■ EXERCISE: Write out every record below exactly as it appears.

(Recorded data)
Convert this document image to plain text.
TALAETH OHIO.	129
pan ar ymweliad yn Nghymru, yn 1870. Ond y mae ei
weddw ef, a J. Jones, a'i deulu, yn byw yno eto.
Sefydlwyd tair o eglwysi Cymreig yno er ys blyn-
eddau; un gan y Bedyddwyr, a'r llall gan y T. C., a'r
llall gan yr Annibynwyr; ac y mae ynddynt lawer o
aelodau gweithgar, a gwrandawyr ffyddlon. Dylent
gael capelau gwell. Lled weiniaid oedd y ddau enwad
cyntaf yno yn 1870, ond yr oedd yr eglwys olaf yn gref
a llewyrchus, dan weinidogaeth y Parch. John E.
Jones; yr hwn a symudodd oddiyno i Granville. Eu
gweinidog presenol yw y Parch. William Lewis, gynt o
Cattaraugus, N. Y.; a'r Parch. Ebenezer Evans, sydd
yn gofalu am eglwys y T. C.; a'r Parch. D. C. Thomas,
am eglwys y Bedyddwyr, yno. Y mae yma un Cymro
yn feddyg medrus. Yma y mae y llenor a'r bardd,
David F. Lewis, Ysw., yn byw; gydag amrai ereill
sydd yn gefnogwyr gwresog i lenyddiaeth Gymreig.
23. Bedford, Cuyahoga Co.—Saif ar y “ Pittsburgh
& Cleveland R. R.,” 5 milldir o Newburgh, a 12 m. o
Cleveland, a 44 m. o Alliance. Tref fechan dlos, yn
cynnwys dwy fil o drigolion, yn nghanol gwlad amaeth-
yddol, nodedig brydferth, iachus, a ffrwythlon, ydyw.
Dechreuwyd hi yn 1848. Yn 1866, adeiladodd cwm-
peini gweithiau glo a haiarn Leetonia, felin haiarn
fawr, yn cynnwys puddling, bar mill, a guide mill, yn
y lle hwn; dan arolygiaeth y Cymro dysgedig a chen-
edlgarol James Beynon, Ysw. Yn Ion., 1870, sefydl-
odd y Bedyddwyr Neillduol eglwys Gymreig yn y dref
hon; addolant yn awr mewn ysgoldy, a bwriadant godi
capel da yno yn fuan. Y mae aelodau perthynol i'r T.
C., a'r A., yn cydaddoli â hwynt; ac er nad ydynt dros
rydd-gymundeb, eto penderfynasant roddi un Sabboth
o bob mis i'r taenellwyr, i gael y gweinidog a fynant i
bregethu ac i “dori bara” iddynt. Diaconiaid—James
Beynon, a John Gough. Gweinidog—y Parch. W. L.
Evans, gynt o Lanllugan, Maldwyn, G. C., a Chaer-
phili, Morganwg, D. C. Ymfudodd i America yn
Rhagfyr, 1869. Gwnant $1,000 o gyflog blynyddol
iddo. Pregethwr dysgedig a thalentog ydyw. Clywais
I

■ THE RESPONSE:
Convert this document image to plain text.
TALAETH OHIO.	129
pan ar ymweliad yn Nghymru, yn 1870. Ond y mae ei
weddw ef, a J. Jones, a'i deulu, yn byw yno eto.
Sefydlwyd tair o eglwysi Cymreig yno er ys blyn-
eddau; un gan y Bedyddwyr, a'r llall gan y T. C., a'r
llall gan yr Annibynwyr; ac y mae ynddynt lawer o
aelodau gweithgar, a gwrandawyr ffyddlon. Dylent
gael capelau gwell. Lled weiniaid oedd y ddau enwad
cyntaf yno yn 1870, ond yr oedd yr eglwys olaf yn gref
a llewyrchus, dan weinidogaeth y Parch. John E.
Jones; yr hwn a symudodd oddiyno i Granville. Eu
gweinidog presenol yw y Parch. William Lewis, gynt o
Cattaraugus, N. Y.; a'r Parch. Ebenezer Evans, sydd
yn gofalu am eglwys y T. C.; a'r Parch. D. C. Thomas,
am eglwys y Bedyddwyr, yno. Y mae yma un Cymro
yn feddyg medrus. Yma y mae y llenor a'r bardd,
David F. Lewis, Ysw., yn byw; gydag amrai ereill
sydd yn gefnogwyr gwresog i lenyddiaeth Gymreig.
23. Bedford, Cuyahoga Co.—Saif ar y “ Pittsburgh
& Cleveland R. R.,” 5 milldir o Newburgh, a 12 m. o
Cleveland, a 44 m. o Alliance. Tref fechan dlos, yn
cynnwys dwy fil o drigolion, yn nghanol gwlad amaeth-
yddol, nodedig brydferth, iachus, a ffrwythlon, ydyw.
Dechreuwyd hi yn 1848. Yn 1866, adeiladodd cwm-
peini gweithiau glo a haiarn Leetonia, felin haiarn
fawr, yn cynnwys puddling, bar mill, a guide mill, yn
y lle hwn; dan arolygiaeth y Cymro dysgedig a chen-
edlgarol James Beynon, Ysw. Yn Ion., 1870, sefydl-
odd y Bedyddwyr Neillduol eglwys Gymreig yn y dref
hon; addolant yn awr mewn ysgoldy, a bwriadant godi
capel da yno yn fuan. Y mae aelodau perthynol i'r T.
C., a'r A., yn cydaddoli â hwynt; ac er nad ydynt dros
rydd-gymundeb, eto penderfynasant roddi un Sabboth
o bob mis i'r taenellwyr, i gael y gweinidog a fynant i
bregethu ac i “dori bara” iddynt. Diaconiaid—James
Beynon, a John Gough. Gweinidog—y Parch. W. L.
Evans, gynt o Lanllugan, Maldwyn, G. C., a Chaer-
phili, Morganwg, D. C. Ymfudodd i America yn
Rhagfyr, 1869. Gwnant $1,000 o gyflog blynyddol
iddo. Pregethwr dysgedig a thalentog ydyw. Clywais
I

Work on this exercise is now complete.